(Records drawn from a dataset)
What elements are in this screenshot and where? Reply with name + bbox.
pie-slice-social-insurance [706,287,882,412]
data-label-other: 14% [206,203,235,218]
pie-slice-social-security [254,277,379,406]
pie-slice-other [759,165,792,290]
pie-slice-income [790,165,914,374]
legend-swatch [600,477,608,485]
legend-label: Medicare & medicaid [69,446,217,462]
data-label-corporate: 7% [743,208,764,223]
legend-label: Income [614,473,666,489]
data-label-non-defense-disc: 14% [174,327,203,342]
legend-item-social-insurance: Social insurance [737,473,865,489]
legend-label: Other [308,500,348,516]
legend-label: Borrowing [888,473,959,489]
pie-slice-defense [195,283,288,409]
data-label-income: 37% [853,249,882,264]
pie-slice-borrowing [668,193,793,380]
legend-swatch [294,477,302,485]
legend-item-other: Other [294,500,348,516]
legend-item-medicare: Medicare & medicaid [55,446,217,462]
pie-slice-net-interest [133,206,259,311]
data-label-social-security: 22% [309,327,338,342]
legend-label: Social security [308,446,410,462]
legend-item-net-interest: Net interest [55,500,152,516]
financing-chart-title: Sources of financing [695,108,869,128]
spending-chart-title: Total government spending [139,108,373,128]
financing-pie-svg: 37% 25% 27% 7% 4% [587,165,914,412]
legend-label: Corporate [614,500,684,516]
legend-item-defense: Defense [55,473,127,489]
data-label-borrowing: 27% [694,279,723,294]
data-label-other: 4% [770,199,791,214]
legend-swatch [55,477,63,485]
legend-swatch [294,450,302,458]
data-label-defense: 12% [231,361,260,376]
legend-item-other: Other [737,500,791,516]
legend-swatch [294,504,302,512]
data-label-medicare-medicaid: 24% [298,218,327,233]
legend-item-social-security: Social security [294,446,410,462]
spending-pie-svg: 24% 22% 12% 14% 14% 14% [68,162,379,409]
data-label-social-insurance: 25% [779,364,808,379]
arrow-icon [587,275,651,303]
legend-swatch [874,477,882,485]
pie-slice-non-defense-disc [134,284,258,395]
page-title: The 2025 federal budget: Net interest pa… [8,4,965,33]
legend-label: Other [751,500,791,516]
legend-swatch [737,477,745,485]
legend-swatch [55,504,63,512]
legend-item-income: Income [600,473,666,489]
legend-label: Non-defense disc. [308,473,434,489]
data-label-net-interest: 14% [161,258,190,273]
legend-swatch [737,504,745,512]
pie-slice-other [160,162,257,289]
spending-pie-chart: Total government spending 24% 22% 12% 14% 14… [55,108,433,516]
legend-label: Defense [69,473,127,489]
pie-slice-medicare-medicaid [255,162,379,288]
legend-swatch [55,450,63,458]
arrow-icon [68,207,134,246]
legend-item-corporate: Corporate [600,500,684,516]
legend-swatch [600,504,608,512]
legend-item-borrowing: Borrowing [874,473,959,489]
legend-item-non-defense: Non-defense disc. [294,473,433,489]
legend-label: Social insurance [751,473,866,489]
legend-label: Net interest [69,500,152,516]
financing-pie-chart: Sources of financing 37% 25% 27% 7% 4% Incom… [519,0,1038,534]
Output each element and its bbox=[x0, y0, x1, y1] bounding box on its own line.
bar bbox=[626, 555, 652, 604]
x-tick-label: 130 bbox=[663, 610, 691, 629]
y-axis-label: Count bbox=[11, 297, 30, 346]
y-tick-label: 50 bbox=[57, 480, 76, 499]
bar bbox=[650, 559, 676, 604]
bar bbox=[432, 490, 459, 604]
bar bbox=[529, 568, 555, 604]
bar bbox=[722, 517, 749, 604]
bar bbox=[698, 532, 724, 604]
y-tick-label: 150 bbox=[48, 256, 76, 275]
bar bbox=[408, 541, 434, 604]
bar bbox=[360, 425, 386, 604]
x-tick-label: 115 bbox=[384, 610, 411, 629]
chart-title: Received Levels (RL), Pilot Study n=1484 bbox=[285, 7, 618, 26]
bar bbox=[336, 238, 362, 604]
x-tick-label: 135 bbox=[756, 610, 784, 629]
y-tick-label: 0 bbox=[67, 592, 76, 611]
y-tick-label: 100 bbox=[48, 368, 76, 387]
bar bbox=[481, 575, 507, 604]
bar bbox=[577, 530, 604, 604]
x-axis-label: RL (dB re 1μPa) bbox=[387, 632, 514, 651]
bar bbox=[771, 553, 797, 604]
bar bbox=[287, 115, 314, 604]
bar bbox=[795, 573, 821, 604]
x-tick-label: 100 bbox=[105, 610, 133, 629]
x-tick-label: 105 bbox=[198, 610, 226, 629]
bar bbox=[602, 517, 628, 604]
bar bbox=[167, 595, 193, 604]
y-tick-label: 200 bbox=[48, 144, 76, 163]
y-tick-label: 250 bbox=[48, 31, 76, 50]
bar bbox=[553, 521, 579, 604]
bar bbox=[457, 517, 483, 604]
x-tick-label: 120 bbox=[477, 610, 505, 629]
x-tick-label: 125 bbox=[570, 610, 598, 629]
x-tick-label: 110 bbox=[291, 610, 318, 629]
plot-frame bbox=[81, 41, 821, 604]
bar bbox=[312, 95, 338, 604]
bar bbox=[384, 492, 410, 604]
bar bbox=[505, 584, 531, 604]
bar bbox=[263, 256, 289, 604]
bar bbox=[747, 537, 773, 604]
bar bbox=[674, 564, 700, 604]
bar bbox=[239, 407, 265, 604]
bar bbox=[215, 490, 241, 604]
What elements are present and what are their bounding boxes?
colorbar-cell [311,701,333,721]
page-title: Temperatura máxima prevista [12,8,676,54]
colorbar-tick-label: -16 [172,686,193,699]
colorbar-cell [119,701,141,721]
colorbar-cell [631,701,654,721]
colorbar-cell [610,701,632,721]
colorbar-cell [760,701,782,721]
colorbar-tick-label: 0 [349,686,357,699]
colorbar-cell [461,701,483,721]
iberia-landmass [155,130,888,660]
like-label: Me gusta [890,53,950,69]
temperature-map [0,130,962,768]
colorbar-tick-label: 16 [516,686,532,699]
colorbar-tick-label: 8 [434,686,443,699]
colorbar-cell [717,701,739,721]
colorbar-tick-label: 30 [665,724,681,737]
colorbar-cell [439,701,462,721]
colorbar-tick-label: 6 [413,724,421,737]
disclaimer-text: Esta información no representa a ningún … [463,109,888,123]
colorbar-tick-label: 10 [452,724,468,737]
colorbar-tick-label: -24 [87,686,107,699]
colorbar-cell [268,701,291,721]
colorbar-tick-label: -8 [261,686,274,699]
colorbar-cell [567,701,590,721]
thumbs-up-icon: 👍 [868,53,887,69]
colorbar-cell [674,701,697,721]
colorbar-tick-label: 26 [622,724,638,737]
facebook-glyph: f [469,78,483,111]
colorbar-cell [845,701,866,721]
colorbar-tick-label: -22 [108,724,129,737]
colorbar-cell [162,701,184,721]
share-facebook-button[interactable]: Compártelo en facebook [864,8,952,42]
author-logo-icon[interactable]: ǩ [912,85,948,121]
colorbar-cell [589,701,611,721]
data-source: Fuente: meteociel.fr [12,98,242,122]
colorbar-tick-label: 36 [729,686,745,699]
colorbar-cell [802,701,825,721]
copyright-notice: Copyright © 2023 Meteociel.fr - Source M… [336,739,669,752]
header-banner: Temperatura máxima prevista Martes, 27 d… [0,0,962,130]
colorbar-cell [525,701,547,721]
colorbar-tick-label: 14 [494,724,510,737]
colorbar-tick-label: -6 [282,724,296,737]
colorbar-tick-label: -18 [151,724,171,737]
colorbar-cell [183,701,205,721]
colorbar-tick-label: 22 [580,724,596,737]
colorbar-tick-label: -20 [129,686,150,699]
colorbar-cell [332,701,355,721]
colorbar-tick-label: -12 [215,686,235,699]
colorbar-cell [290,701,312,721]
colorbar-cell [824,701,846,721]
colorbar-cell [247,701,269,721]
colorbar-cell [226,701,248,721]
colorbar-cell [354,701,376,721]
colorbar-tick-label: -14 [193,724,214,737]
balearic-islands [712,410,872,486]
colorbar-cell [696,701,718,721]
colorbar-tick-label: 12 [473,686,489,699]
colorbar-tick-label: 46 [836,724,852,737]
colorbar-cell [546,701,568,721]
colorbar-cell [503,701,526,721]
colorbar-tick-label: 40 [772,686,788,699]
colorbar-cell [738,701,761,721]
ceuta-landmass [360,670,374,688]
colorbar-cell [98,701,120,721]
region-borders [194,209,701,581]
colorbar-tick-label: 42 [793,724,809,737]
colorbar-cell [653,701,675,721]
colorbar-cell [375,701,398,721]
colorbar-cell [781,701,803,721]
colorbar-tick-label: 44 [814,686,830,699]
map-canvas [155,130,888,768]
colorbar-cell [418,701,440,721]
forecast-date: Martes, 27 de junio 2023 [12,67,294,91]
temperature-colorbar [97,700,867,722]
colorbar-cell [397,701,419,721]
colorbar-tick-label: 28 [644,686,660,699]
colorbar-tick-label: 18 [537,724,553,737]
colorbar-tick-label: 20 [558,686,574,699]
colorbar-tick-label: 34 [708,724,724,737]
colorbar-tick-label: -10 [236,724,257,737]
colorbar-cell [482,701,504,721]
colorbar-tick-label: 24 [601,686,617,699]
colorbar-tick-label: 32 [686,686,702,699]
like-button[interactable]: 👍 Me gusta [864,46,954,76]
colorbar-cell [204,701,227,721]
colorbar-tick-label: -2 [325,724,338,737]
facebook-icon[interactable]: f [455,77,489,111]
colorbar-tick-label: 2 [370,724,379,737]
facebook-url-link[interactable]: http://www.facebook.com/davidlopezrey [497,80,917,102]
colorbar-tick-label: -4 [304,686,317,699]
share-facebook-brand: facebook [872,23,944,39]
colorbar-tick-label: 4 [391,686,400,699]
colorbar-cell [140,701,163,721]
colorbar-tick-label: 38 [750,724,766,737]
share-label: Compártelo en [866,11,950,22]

■ Description of the task ■
Reproduce the records word for word, starting with their first line and continuing through the line that contains "data-label-medicare-medicaid: 24% [298,218,327,233]", with both of those lines included.

■ Completed exercise ■
What elements are in this screenshot and where? Reply with name + bbox.
pie-slice-social-insurance [706,287,882,412]
data-label-other: 14% [206,203,235,218]
pie-slice-social-security [254,277,379,406]
pie-slice-other [759,165,792,290]
pie-slice-income [790,165,914,374]
legend-swatch [600,477,608,485]
legend-label: Medicare & medicaid [69,446,217,462]
data-label-corporate: 7% [743,208,764,223]
legend-label: Income [614,473,666,489]
data-label-non-defense-disc: 14% [174,327,203,342]
legend-item-social-insurance: Social insurance [737,473,865,489]
legend-label: Other [308,500,348,516]
legend-label: Borrowing [888,473,959,489]
pie-slice-defense [195,283,288,409]
data-label-income: 37% [853,249,882,264]
pie-slice-borrowing [668,193,793,380]
legend-swatch [294,477,302,485]
legend-item-other: Other [294,500,348,516]
legend-item-medicare: Medicare & medicaid [55,446,217,462]
pie-slice-net-interest [133,206,259,311]
data-label-social-security: 22% [309,327,338,342]
legend-label: Social security [308,446,410,462]
legend-item-net-interest: Net interest [55,500,152,516]
financing-chart-title: Sources of financing [695,108,869,128]
spending-chart-title: Total government spending [139,108,373,128]
financing-pie-svg: 37% 25% 27% 7% 4% [587,165,914,412]
legend-label: Corporate [614,500,684,516]
legend-item-defense: Defense [55,473,127,489]
data-label-borrowing: 27% [694,279,723,294]
data-label-other: 4% [770,199,791,214]
legend-swatch [55,477,63,485]
legend-swatch [294,450,302,458]
data-label-defense: 12% [231,361,260,376]
legend-item-other: Other [737,500,791,516]
legend-swatch [294,504,302,512]
data-label-medicare-medicaid: 24% [298,218,327,233]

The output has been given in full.